-- EXTRAIT DU TEXTE --
_ _ _ _ _ _ _

Le Tribunal fédéral examine d'office et librement la recevabilité des recours qui lui sont soumis. 
 
1.1. Le retard à statuer ou le refus de statuer concerne en l'espèce une cause de droit public, de sorte que la voie du recours en matière de droit public est ouverte (art. 82 let. a LTF).  
 
1.2. D'après l'art. 100 al. 7 LTF, le recours pour déni de justice ou retard injustifié peut être formé en tout temps.  
 
1.3. Selon l'art. 94 LTF, le recours pour déni de justice et retard injustifié est recevable si, sans en avoir le droit, la juridiction saisie s'abstient de rendre une décision sujette à recours ou tarde à le faire.

_ _ _ _ _ _ _

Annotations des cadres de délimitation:
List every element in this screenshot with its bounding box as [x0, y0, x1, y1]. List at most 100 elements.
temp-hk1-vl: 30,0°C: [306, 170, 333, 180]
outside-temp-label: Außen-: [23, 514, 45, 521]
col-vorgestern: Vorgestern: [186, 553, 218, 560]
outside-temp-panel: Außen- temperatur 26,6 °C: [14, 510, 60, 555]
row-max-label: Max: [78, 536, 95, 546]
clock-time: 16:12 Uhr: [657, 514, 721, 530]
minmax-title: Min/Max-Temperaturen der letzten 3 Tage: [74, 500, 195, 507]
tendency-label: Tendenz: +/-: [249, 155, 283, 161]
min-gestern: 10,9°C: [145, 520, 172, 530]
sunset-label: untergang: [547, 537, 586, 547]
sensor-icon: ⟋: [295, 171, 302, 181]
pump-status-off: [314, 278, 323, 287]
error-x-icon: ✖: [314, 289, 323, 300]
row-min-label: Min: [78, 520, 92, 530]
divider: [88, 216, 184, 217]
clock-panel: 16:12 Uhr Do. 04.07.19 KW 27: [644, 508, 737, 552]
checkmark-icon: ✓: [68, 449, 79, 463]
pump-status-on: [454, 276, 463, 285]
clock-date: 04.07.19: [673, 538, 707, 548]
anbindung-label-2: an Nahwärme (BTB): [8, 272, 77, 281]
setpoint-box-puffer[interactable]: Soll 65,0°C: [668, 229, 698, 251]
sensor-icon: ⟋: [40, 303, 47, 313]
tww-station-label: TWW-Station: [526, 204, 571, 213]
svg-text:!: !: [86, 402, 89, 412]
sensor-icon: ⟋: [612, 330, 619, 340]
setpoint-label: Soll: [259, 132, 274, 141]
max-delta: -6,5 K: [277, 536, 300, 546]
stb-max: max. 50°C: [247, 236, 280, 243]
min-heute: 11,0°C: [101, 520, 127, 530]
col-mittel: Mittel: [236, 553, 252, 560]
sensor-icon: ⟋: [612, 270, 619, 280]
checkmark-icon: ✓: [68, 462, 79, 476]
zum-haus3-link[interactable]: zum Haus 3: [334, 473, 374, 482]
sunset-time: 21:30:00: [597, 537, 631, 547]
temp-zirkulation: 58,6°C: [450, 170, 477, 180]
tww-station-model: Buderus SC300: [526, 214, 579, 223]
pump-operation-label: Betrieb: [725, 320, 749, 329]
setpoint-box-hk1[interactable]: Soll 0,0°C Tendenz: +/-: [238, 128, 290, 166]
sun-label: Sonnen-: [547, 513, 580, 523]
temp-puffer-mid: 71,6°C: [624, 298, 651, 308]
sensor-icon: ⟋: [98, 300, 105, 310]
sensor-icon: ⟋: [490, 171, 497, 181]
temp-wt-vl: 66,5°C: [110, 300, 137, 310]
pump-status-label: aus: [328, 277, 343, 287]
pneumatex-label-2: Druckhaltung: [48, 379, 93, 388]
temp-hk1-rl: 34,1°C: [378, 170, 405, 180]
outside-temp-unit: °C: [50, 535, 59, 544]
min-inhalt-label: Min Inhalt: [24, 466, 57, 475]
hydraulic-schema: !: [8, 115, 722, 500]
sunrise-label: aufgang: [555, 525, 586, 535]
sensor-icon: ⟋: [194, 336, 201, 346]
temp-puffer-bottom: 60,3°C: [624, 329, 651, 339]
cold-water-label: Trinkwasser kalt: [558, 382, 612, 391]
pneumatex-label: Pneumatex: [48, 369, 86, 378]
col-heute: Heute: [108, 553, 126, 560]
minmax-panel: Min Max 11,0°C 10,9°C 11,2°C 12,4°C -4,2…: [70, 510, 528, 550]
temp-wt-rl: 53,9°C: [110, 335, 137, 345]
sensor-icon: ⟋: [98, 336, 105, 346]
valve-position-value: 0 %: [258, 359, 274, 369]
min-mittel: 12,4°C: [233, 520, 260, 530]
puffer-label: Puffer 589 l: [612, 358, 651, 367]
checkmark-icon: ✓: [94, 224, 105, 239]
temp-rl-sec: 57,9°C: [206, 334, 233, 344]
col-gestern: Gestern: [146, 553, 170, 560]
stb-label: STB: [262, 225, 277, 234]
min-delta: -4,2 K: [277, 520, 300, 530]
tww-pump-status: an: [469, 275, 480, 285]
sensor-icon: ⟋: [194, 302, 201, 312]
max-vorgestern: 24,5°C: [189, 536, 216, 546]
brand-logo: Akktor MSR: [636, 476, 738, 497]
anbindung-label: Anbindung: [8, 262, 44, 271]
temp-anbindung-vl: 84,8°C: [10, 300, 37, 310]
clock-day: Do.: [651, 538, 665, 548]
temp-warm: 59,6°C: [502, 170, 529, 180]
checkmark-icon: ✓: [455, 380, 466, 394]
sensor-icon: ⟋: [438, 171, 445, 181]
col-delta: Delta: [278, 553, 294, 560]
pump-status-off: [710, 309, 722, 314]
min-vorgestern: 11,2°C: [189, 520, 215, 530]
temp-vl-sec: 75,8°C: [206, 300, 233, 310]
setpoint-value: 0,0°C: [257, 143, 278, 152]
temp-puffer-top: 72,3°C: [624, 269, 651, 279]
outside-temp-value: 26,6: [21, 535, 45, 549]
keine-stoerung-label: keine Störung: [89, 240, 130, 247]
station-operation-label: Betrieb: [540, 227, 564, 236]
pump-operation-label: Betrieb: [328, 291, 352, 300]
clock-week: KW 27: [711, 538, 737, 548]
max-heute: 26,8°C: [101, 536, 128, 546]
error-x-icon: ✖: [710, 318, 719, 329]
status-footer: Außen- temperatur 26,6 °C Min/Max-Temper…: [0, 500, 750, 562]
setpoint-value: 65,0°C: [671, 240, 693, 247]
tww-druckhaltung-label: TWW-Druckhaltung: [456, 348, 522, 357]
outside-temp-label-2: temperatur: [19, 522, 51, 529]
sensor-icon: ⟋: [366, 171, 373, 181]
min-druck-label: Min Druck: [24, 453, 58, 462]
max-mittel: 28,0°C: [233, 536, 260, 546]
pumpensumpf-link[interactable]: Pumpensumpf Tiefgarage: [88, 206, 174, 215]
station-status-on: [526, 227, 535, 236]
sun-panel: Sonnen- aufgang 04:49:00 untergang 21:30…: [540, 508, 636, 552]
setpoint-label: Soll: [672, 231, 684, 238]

_ _ _ _ _ _ _

-- CONSIGNES --
(1) D'après l'extrait, dans quel délai le recours pour déni de justice ou retard injustifié peut-il être formé ?
(2) Indiquez si chacune des affirmations suivantes concorde avec l'extrait, en citant les mots qui tranchent : (a) la cause relève du droit privé ; (b) le Tribunal fédéral examine d'office la recevabilité des recours ; (c) la voie du recours en matière de droit public est fermée.
Appuyez-vous uniquement sur l'extrait pour répondre.

-- CORRIGÉ --
(1) Il peut être formé en tout temps (art. 100 al. 7 LTF).

(2)
(a) Non : « concerne en l'espèce une cause de droit public ».
(b) Oui : « Le Tribunal fédéral examine d'office et librement la recevabilité des recours qui lui sont soumis ».
(c) Non : « la voie du recours en matière de droit public est ouverte ».